▸ **THE EXERCISE**
Repeat the lines that follow, leaving nothing out.
** Begin PROVIDED INFORMATION **
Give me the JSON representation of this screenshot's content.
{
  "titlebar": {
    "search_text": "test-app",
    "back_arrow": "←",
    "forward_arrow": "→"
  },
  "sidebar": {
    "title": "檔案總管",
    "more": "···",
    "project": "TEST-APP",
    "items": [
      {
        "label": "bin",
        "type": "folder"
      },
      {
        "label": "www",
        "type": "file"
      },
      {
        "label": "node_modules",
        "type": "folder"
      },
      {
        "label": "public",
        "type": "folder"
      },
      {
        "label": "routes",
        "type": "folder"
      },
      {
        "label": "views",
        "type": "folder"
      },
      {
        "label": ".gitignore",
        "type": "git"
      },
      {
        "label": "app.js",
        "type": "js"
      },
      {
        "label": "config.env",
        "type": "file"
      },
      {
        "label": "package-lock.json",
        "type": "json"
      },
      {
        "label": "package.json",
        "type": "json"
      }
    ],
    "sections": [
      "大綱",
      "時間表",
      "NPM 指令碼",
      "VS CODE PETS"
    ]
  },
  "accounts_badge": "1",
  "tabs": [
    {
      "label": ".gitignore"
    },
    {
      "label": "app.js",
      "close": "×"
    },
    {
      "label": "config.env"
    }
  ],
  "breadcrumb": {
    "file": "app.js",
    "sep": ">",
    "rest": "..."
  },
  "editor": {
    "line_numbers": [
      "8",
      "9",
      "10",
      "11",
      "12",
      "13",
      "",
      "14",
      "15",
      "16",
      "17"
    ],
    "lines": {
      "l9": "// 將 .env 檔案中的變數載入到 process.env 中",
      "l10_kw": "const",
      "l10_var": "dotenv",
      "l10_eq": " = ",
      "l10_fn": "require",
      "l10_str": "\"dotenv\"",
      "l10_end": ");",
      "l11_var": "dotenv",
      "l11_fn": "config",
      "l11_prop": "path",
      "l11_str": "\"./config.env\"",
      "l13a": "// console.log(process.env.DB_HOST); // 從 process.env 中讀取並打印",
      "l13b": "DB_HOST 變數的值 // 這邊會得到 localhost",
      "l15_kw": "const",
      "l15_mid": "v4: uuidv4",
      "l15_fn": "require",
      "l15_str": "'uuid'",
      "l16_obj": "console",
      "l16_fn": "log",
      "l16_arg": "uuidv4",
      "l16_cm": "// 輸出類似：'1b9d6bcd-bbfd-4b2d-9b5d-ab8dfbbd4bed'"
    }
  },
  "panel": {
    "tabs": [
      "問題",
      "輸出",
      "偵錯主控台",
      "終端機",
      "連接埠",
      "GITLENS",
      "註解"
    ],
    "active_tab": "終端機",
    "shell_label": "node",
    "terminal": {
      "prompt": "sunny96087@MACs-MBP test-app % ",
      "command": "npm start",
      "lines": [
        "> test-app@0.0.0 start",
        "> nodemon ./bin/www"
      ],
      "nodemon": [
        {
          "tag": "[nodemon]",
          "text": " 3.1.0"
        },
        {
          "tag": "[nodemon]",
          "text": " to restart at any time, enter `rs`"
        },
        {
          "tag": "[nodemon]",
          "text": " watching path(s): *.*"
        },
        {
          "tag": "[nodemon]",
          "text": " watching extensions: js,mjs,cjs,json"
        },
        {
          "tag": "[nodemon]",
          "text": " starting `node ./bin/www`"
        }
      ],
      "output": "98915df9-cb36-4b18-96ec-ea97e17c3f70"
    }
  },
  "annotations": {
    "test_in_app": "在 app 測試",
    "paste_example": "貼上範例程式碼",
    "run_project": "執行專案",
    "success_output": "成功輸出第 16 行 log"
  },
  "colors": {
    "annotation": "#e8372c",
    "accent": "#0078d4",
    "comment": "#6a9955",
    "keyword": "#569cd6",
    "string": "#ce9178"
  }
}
** End PROVIDED INFORMATION **
▸ **WRITTEN SOLUTION**
Give me the JSON representation of this screenshot's content.
{
  "titlebar": {
    "search_text": "test-app",
    "back_arrow": "←",
    "forward_arrow": "→"
  },
  "sidebar": {
    "title": "檔案總管",
    "more": "···",
    "project": "TEST-APP",
    "items": [
      {
        "label": "bin",
        "type": "folder"
      },
      {
        "label": "www",
        "type": "file"
      },
      {
        "label": "node_modules",
        "type": "folder"
      },
      {
        "label": "public",
        "type": "folder"
      },
      {
        "label": "routes",
        "type": "folder"
      },
      {
        "label": "views",
        "type": "folder"
      },
      {
        "label": ".gitignore",
        "type": "git"
      },
      {
        "label": "app.js",
        "type": "js"
      },
      {
        "label": "config.env",
        "type": "file"
      },
      {
        "label": "package-lock.json",
        "type": "json"
      },
      {
        "label": "package.json",
        "type": "json"
      }
    ],
    "sections": [
      "大綱",
      "時間表",
      "NPM 指令碼",
      "VS CODE PETS"
    ]
  },
  "accounts_badge": "1",
  "tabs": [
    {
      "label": ".gitignore"
    },
    {
      "label": "app.js",
      "close": "×"
    },
    {
      "label": "config.env"
    }
  ],
  "breadcrumb": {
    "file": "app.js",
    "sep": ">",
    "rest": "..."
  },
  "editor": {
    "line_numbers": [
      "8",
      "9",
      "10",
      "11",
      "12",
      "13",
      "",
      "14",
      "15",
      "16",
      "17"
    ],
    "lines": {
      "l9": "// 將 .env 檔案中的變數載入到 process.env 中",
      "l10_kw": "const",
      "l10_var": "dotenv",
      "l10_eq": " = ",
      "l10_fn": "require",
      "l10_str": "\"dotenv\"",
      "l10_end": ");",
      "l11_var": "dotenv",
      "l11_fn": "config",
      "l11_prop": "path",
      "l11_str": "\"./config.env\"",
      "l13a": "// console.log(process.env.DB_HOST); // 從 process.env 中讀取並打印",
      "l13b": "DB_HOST 變數的值 // 這邊會得到 localhost",
      "l15_kw": "const",
      "l15_mid": "v4: uuidv4",
      "l15_fn": "require",
      "l15_str": "'uuid'",
      "l16_obj": "console",
      "l16_fn": "log",
      "l16_arg": "uuidv4",
      "l16_cm": "// 輸出類似：'1b9d6bcd-bbfd-4b2d-9b5d-ab8dfbbd4bed'"
    }
  },
  "panel": {
    "tabs": [
      "問題",
      "輸出",
      "偵錯主控台",
      "終端機",
      "連接埠",
      "GITLENS",
      "註解"
    ],
    "active_tab": "終端機",
    "shell_label": "node",
    "terminal": {
      "prompt": "sunny96087@MACs-MBP test-app % ",
      "command": "npm start",
      "lines": [
        "> test-app@0.0.0 start",
        "> nodemon ./bin/www"
      ],
      "nodemon": [
        {
          "tag": "[nodemon]",
          "text": " 3.1.0"
        },
        {
          "tag": "[nodemon]",
          "text": " to restart at any time, enter `rs`"
        },
        {
          "tag": "[nodemon]",
          "text": " watching path(s): *.*"
        },
        {
          "tag": "[nodemon]",
          "text": " watching extensions: js,mjs,cjs,json"
        },
        {
          "tag": "[nodemon]",
          "text": " starting `node ./bin/www`"
        }
      ],
      "output": "98915df9-cb36-4b18-96ec-ea97e17c3f70"
    }
  },
  "annotations": {
    "test_in_app": "在 app 測試",
    "paste_example": "貼上範例程式碼",
    "run_project": "執行專案",
    "success_output": "成功輸出第 16 行 log"
  },
  "colors": {
    "annotation": "#e8372c",
    "accent": "#0078d4",
    "comment": "#6a9955",
    "keyword": "#569cd6",
    "string": "#ce9178"
  }
}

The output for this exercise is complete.